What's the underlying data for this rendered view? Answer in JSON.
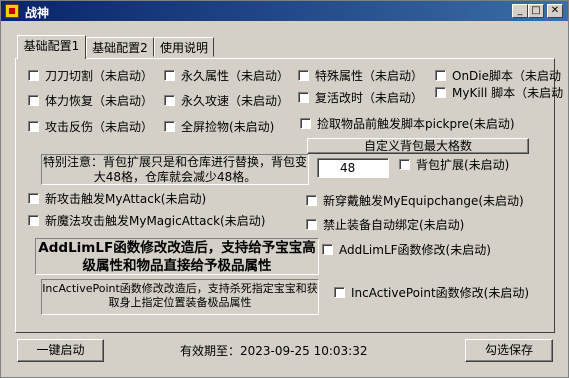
{
  "window": {
    "title": "战神"
  },
  "titlebar_buttons": {
    "minimize": "_",
    "maximize": "□",
    "close": "✕"
  },
  "tabs": [
    {
      "label": "基础配置1",
      "active": true
    },
    {
      "label": "基础配置2",
      "active": false
    },
    {
      "label": "使用说明",
      "active": false
    }
  ],
  "checkboxes": {
    "r1": [
      "刀刀切割（未启动）",
      "永久属性（未启动）",
      "特殊属性（未启动）",
      "OnDie脚本（未启动"
    ],
    "r2": [
      "体力恢复（未启动）",
      "永久攻速（未启动）",
      "复活改时（未启动）",
      "MyKill 脚本（未启动"
    ],
    "r3": [
      "攻击反伤（未启动）",
      "全屏捡物(未启动)",
      "捡取物品前触发脚本pickpre(未启动)"
    ],
    "bag_expand": "背包扩展(未启动)",
    "my_attack": "新攻击触发MyAttack(未启动)",
    "my_equipchange": "新穿戴触发MyEquipchange(未启动)",
    "my_magic_attack": "新魔法攻击触发MyMagicAttack(未启动)",
    "bind_equip": "禁止装备自动绑定(未启动)",
    "addlimlf": "AddLimLF函数修改(未启动)",
    "incactivepoint": "IncActivePoint函数修改(未启动)"
  },
  "buttons": {
    "custom_bag": "自定义背包最大格数",
    "one_click_start": "一键启动",
    "save": "勾选保存"
  },
  "note_text": "特别注意：背包扩展只是和仓库进行替换，背包变大48格，仓库就会减少48格。",
  "bag_value": "48",
  "addlimlf_note": "AddLimLF函数修改改造后，支持给予宝宝高级属性和物品直接给予极品属性",
  "incactive_note": "IncActivePoint函数修改改造后，支持杀死指定宝宝和获取身上指定位置装备极品属性",
  "status": {
    "label": "有效期至：",
    "datetime": "2023-09-25 10:03:32"
  }
}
——
Copy every line above that includes the string "label".

** OUTPUT FOR THIS TASK **
      "label": "基础配置1",
      "label": "基础配置2",
      "label": "使用说明",
    "label": "有效期至：",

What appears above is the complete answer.